— BEGIN —

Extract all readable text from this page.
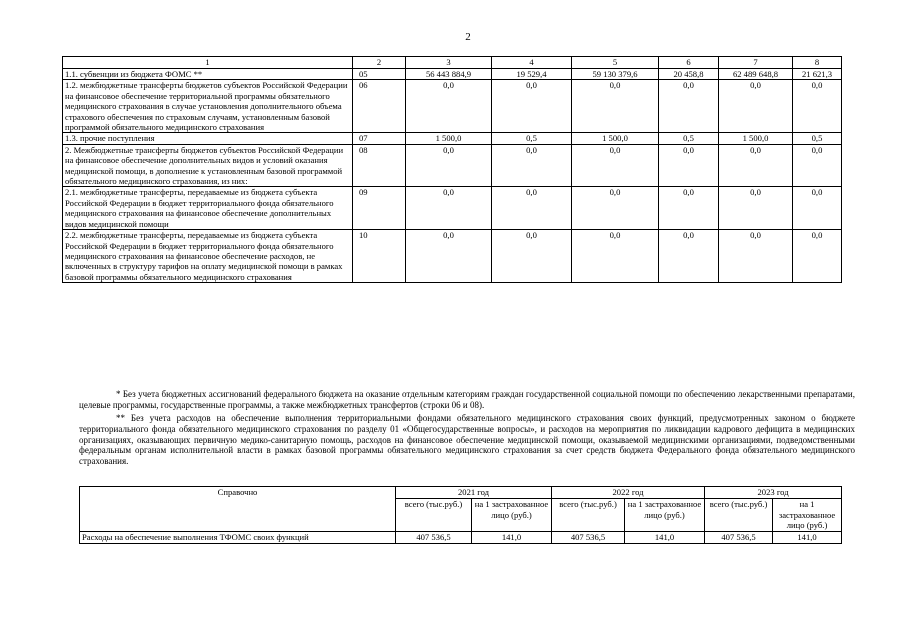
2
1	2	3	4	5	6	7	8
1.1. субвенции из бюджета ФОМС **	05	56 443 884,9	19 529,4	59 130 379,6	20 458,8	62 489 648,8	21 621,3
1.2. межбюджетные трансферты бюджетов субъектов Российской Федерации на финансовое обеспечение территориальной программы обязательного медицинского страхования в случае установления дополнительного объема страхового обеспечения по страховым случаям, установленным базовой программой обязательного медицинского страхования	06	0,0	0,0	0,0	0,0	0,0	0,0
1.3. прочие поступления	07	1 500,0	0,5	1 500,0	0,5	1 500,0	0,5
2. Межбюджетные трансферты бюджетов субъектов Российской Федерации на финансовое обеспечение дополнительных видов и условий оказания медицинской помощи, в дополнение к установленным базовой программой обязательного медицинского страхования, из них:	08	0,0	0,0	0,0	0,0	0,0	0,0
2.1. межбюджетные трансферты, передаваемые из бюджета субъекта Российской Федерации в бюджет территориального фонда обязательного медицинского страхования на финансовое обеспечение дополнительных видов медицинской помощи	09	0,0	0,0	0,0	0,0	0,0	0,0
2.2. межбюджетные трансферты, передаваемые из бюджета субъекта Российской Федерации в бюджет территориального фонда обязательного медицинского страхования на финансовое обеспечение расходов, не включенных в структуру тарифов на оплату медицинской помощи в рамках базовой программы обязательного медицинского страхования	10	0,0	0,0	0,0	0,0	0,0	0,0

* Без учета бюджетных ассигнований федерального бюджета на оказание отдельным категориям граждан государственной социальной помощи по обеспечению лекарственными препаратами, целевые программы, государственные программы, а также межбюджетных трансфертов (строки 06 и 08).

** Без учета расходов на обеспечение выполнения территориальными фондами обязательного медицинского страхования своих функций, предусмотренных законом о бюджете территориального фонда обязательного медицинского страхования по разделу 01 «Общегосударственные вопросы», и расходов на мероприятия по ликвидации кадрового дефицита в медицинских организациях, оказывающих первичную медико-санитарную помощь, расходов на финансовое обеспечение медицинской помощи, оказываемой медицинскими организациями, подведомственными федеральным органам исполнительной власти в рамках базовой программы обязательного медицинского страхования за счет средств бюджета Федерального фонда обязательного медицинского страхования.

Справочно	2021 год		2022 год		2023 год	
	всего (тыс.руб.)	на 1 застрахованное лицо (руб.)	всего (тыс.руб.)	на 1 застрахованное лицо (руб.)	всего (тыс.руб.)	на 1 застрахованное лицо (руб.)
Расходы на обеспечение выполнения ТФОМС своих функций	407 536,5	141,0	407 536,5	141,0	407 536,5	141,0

— END —
— BEGIN —

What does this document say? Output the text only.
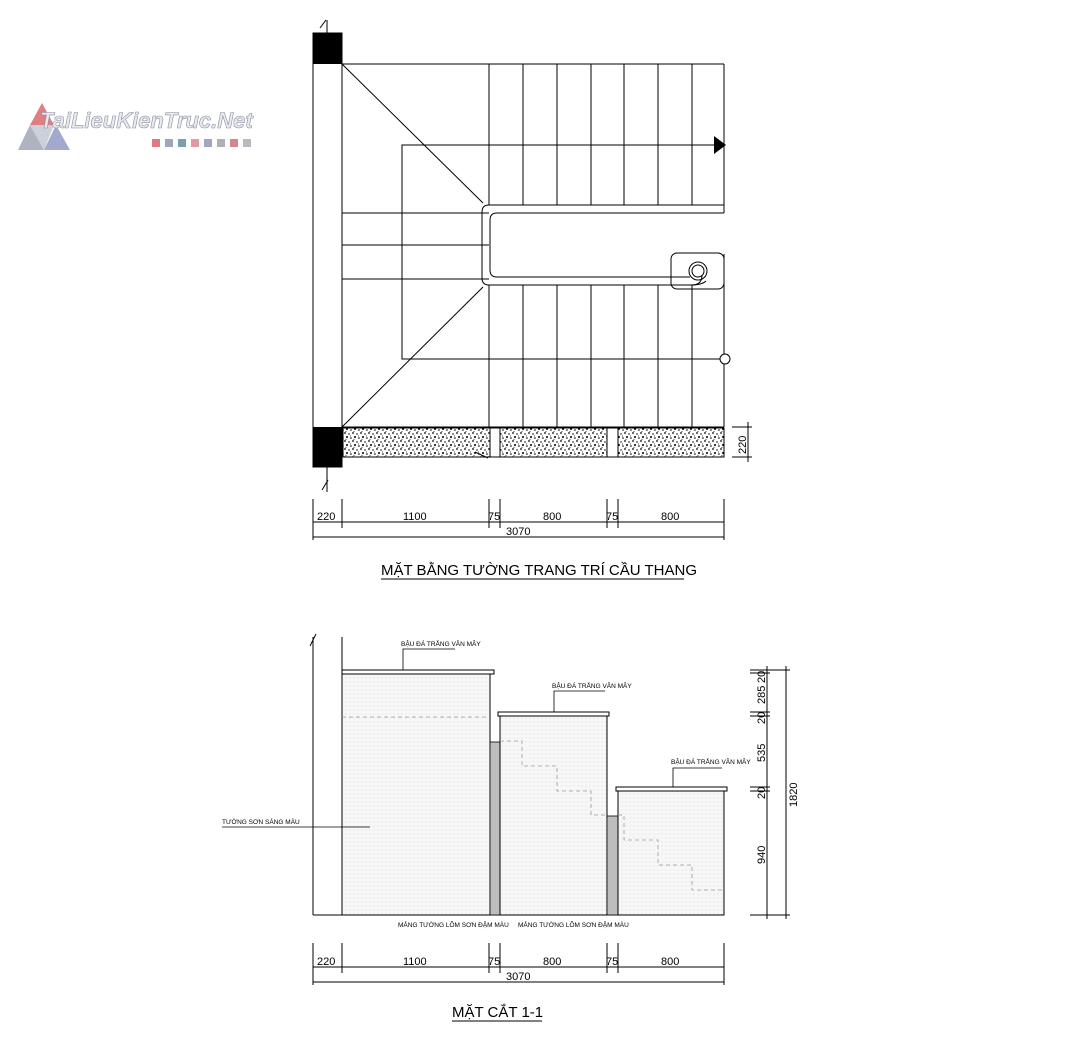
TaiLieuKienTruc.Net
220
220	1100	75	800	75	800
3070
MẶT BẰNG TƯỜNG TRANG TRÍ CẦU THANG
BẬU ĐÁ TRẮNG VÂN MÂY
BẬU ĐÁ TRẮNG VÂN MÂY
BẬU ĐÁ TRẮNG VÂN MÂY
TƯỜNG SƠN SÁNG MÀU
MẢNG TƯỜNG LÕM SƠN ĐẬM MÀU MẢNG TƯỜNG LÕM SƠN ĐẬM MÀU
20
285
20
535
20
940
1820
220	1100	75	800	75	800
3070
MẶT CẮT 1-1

— END —

Brief :: Collect the lines of the records that include the string "TƯỜNG".

Solved exercise ::
MẶT BẰNG TƯỜNG TRANG TRÍ CẦU THANG
TƯỜNG SƠN SÁNG MÀU
MẢNG TƯỜNG LÕM SƠN ĐẬM MÀU MẢNG TƯỜNG LÕM SƠN ĐẬM MÀU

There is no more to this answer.